* About this exercise *
Going through the entries below, tally the lines that hold the word "each" and state the result alone.

::::::::::

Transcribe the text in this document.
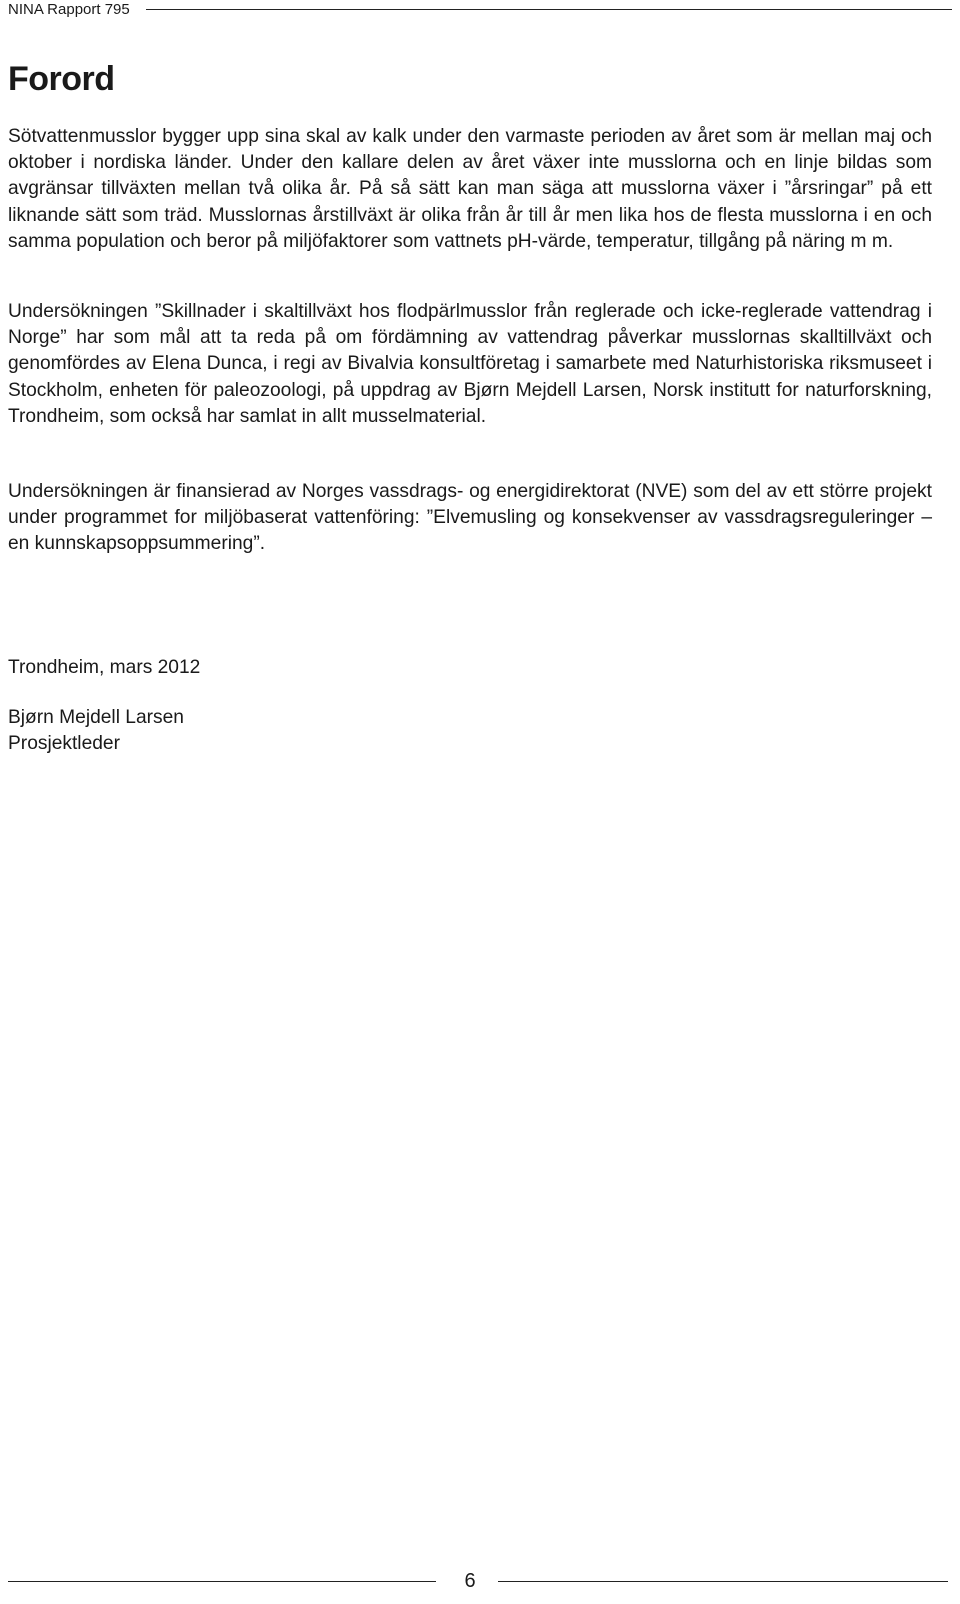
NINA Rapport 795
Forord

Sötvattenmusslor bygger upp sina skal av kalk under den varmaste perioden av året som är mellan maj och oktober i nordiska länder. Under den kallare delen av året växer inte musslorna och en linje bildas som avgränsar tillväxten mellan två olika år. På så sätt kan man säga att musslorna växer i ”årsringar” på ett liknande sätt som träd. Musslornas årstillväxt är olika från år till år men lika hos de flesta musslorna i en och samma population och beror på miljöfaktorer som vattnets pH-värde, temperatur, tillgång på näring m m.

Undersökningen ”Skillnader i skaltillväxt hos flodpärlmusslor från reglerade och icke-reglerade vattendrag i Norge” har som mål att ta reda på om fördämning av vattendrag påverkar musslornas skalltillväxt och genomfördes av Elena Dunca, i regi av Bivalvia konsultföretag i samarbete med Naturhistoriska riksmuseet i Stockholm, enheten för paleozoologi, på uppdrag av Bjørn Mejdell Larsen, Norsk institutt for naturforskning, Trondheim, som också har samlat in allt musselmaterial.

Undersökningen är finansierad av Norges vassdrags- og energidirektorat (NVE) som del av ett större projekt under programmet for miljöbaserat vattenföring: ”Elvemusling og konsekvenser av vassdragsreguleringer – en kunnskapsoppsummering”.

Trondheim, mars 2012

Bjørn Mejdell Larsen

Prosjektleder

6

::::::::::

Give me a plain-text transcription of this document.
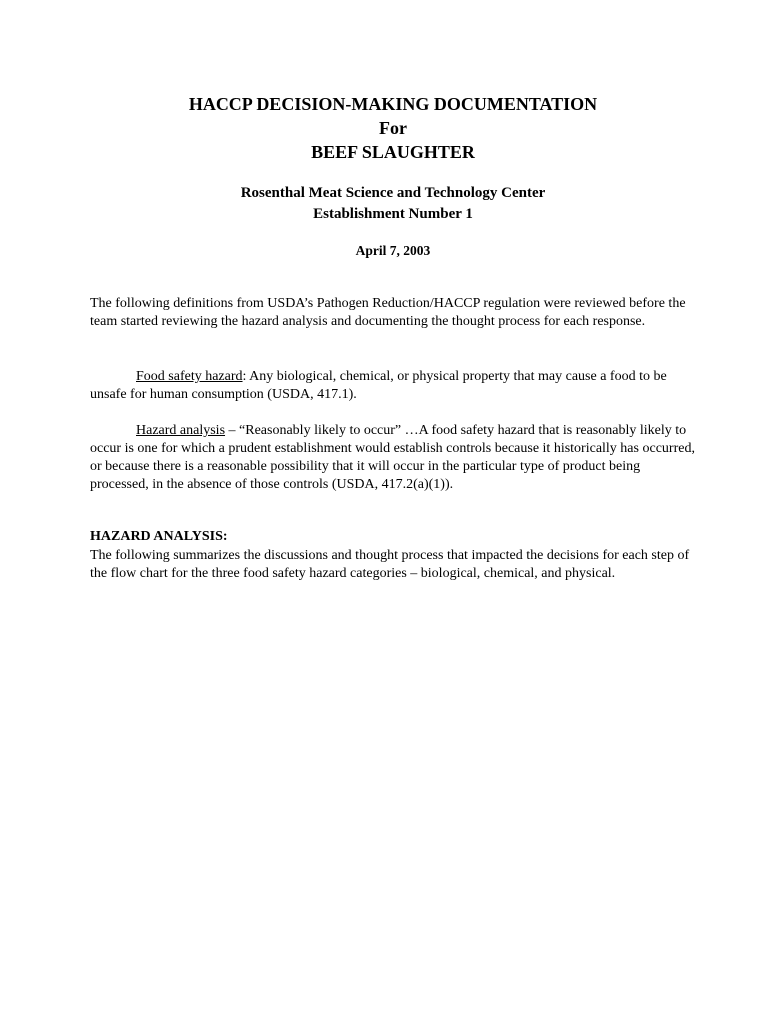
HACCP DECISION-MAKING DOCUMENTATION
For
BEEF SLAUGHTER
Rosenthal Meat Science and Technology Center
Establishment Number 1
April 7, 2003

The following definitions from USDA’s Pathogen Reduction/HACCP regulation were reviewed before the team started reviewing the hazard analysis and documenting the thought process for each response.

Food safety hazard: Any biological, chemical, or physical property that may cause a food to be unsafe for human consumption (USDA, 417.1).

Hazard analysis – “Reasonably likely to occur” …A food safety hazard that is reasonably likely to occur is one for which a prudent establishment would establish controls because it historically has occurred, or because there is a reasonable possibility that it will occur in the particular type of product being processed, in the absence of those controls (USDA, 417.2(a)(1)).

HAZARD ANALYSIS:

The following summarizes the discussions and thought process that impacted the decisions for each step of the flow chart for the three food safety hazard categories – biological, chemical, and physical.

::::::::::

* Solution below *
2